* What you will do: Find the lines containing the word "Main" and copy every one of them.

[START]

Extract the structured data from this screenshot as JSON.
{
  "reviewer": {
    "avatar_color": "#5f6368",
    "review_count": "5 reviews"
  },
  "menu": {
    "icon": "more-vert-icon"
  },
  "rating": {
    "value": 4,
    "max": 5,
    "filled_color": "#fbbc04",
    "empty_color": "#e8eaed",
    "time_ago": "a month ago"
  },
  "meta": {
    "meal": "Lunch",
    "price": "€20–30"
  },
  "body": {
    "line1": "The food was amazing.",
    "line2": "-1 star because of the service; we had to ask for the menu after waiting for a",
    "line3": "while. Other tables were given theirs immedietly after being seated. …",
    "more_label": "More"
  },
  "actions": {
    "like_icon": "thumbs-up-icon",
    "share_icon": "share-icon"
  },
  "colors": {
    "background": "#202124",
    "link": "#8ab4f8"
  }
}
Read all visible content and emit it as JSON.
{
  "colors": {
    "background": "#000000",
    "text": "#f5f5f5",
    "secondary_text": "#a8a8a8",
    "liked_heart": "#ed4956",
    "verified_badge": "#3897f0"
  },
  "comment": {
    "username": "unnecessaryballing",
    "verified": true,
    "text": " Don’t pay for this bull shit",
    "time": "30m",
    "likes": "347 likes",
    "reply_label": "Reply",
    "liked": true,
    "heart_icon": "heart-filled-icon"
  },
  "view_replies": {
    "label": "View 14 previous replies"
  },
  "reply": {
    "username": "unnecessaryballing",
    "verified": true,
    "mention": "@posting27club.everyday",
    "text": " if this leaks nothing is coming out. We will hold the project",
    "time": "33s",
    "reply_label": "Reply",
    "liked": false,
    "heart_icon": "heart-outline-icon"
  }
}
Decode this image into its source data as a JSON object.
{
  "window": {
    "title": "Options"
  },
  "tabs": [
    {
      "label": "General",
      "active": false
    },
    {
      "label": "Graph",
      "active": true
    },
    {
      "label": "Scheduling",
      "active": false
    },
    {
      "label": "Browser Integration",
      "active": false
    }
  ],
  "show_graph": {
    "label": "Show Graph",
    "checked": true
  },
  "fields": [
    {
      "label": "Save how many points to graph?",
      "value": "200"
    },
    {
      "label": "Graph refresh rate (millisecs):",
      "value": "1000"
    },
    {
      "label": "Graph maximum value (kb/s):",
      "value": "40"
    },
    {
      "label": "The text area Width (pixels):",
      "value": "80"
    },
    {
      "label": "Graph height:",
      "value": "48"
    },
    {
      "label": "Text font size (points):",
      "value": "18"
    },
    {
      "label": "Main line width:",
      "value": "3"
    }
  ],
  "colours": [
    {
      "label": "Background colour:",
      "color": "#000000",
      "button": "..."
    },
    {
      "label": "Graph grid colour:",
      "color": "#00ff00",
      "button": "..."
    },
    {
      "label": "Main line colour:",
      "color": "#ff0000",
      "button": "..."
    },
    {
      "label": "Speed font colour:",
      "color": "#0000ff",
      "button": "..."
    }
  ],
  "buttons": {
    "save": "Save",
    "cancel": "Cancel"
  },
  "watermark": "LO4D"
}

[END]

* Response for this exercise:
      "label": "Main line width:",
      "label": "Main line colour:",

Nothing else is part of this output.